[Lines of data]
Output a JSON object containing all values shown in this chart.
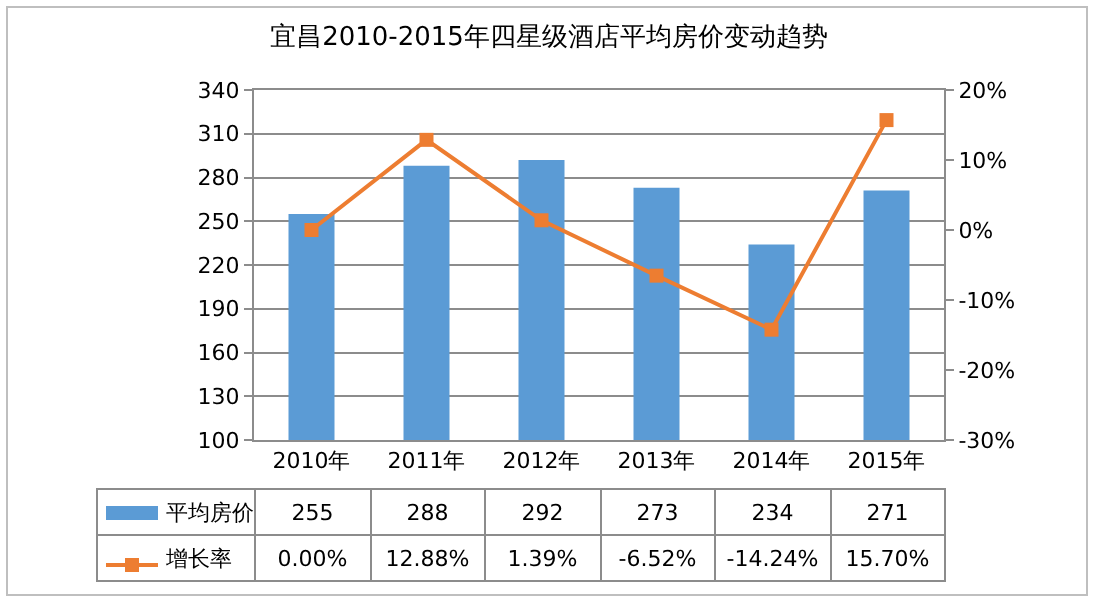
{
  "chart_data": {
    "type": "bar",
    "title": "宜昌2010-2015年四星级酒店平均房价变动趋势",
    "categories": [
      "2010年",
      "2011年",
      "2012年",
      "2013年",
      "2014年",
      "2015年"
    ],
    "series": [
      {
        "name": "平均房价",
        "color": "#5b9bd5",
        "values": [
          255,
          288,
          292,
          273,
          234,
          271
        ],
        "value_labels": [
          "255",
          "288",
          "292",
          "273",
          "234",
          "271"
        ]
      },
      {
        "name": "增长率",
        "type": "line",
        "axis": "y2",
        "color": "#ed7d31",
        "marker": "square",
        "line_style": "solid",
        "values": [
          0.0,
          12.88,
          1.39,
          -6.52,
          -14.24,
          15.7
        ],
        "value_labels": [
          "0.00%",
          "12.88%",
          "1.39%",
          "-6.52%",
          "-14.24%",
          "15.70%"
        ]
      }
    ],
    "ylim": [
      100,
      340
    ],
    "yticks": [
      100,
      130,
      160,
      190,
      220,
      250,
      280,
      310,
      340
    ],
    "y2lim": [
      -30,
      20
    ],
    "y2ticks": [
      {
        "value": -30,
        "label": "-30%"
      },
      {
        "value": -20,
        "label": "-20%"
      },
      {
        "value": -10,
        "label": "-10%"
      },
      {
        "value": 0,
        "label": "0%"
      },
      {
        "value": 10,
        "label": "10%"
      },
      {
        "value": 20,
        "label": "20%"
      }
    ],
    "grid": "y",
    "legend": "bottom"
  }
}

## Task details
Output the material word for word, omitting its pictures.

## The reply
Output a JSON object containing all values shown in this chart.
{
  "chart_data": {
    "type": "bar",
    "title": "宜昌2010-2015年四星级酒店平均房价变动趋势",
    "categories": [
      "2010年",
      "2011年",
      "2012年",
      "2013年",
      "2014年",
      "2015年"
    ],
    "series": [
      {
        "name": "平均房价",
        "color": "#5b9bd5",
        "values": [
          255,
          288,
          292,
          273,
          234,
          271
        ],
        "value_labels": [
          "255",
          "288",
          "292",
          "273",
          "234",
          "271"
        ]
      },
      {
        "name": "增长率",
        "type": "line",
        "axis": "y2",
        "color": "#ed7d31",
        "marker": "square",
        "line_style": "solid",
        "values": [
          0.0,
          12.88,
          1.39,
          -6.52,
          -14.24,
          15.7
        ],
        "value_labels": [
          "0.00%",
          "12.88%",
          "1.39%",
          "-6.52%",
          "-14.24%",
          "15.70%"
        ]
      }
    ],
    "ylim": [
      100,
      340
    ],
    "yticks": [
      100,
      130,
      160,
      190,
      220,
      250,
      280,
      310,
      340
    ],
    "y2lim": [
      -30,
      20
    ],
    "y2ticks": [
      {
        "value": -30,
        "label": "-30%"
      },
      {
        "value": -20,
        "label": "-20%"
      },
      {
        "value": -10,
        "label": "-10%"
      },
      {
        "value": 0,
        "label": "0%"
      },
      {
        "value": 10,
        "label": "10%"
      },
      {
        "value": 20,
        "label": "20%"
      }
    ],
    "grid": "y",
    "legend": "bottom"
  }
}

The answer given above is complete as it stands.